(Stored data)
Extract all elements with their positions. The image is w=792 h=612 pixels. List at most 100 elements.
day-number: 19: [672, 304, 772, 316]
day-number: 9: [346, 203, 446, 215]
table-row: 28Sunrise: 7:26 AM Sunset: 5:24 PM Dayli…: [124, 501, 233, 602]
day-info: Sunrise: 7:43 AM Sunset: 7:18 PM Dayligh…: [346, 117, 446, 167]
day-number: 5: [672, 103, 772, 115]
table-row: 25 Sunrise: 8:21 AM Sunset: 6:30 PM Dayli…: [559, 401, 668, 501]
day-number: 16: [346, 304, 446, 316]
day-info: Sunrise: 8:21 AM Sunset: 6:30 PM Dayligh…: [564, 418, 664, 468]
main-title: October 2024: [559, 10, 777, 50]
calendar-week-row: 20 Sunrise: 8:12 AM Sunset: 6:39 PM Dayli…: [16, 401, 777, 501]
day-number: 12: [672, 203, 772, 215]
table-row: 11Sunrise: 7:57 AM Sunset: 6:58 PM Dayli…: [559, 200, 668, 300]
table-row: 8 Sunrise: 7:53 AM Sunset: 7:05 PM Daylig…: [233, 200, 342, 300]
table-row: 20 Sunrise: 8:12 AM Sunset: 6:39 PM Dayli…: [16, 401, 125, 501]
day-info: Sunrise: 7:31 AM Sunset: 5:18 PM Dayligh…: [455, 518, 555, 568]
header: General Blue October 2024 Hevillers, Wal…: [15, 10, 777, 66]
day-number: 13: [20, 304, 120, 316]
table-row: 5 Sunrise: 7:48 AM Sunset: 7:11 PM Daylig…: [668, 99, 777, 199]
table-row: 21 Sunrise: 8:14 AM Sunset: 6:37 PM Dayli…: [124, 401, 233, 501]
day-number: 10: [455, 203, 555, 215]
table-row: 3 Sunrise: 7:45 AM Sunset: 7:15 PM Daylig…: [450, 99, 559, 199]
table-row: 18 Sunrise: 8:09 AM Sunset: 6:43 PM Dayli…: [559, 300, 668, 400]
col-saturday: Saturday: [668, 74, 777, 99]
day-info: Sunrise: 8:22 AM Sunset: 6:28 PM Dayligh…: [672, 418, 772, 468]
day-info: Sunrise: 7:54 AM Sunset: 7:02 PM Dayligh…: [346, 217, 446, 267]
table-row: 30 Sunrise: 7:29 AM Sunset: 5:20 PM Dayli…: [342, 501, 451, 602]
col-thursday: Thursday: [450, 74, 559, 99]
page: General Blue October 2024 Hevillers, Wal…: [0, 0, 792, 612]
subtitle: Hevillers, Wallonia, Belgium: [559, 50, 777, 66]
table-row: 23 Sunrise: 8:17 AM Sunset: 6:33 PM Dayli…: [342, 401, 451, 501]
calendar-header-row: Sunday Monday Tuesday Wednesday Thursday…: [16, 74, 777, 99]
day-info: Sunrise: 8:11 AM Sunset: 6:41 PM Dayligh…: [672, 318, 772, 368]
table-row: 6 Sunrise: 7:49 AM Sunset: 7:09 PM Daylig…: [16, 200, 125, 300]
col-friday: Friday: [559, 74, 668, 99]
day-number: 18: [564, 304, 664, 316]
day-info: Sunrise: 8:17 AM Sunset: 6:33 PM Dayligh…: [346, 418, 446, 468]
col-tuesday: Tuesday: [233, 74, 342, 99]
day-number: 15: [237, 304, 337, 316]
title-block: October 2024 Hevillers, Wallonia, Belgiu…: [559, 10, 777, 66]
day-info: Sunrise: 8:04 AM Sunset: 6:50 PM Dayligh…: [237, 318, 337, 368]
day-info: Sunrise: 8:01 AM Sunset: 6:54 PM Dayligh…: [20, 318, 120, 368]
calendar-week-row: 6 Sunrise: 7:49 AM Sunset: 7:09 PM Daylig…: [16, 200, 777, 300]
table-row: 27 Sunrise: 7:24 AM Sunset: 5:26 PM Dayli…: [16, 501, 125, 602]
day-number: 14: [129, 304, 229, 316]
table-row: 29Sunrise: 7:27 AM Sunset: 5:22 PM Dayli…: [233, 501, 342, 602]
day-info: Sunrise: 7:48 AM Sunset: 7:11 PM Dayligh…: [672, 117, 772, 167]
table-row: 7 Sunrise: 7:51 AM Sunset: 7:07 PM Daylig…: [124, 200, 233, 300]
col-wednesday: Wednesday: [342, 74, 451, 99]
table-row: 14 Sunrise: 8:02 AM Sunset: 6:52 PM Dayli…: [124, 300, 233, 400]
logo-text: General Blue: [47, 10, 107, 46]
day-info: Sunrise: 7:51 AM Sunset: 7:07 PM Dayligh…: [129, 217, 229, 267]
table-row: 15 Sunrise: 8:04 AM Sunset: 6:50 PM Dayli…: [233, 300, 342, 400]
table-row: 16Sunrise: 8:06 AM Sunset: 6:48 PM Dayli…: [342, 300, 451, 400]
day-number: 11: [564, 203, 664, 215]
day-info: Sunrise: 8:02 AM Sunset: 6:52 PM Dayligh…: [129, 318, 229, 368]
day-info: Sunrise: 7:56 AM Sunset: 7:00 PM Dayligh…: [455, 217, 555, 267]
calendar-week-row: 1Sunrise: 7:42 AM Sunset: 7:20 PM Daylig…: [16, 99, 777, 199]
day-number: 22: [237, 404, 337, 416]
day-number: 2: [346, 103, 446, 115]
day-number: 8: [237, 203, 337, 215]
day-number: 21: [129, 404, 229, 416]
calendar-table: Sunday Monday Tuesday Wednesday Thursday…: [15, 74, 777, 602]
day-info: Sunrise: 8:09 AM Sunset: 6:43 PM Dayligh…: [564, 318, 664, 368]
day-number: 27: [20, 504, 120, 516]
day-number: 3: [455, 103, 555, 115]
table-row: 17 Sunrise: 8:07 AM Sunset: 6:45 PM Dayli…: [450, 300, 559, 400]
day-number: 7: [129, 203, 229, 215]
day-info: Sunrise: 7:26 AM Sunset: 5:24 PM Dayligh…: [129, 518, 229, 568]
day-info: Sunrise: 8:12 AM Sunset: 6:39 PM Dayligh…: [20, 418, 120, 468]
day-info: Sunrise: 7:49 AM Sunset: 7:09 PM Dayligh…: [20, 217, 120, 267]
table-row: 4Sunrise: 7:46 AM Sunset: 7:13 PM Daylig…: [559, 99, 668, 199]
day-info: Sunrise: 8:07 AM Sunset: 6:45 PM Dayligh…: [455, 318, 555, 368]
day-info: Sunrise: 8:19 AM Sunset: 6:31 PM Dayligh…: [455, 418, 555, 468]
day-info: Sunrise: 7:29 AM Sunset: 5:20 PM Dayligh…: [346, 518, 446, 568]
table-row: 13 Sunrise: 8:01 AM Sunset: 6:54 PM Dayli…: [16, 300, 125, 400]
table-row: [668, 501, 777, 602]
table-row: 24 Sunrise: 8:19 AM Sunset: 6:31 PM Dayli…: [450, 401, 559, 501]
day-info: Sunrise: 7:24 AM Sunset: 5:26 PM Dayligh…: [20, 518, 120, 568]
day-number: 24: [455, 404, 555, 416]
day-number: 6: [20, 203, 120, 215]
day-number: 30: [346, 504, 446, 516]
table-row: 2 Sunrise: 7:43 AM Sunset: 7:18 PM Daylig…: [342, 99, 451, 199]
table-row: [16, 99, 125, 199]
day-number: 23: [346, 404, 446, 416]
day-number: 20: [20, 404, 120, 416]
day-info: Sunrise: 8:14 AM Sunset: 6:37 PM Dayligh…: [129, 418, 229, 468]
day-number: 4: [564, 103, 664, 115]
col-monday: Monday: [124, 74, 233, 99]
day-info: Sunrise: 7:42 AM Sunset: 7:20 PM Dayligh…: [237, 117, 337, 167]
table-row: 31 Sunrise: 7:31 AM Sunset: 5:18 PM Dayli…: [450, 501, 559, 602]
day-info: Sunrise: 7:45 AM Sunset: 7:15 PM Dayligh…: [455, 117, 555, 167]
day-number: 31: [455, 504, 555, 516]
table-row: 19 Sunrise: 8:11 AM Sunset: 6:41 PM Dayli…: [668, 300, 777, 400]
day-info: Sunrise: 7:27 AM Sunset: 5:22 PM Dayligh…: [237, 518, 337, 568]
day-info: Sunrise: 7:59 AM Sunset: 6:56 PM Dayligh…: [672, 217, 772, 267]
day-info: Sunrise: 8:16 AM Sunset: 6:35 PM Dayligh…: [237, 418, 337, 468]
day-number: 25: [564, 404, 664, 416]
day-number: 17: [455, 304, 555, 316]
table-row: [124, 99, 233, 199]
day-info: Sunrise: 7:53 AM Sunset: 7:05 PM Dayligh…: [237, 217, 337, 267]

• _THE PROBLEM_: Return every line in the entries above that contains the string "header". Letter case matters.

• _RESPONSE BELOW_:
header: General Blue October 2024 Hevillers, Wal…: [15, 10, 777, 66]
calendar-header-row: Sunday Monday Tuesday Wednesday Thursday…: [16, 74, 777, 99]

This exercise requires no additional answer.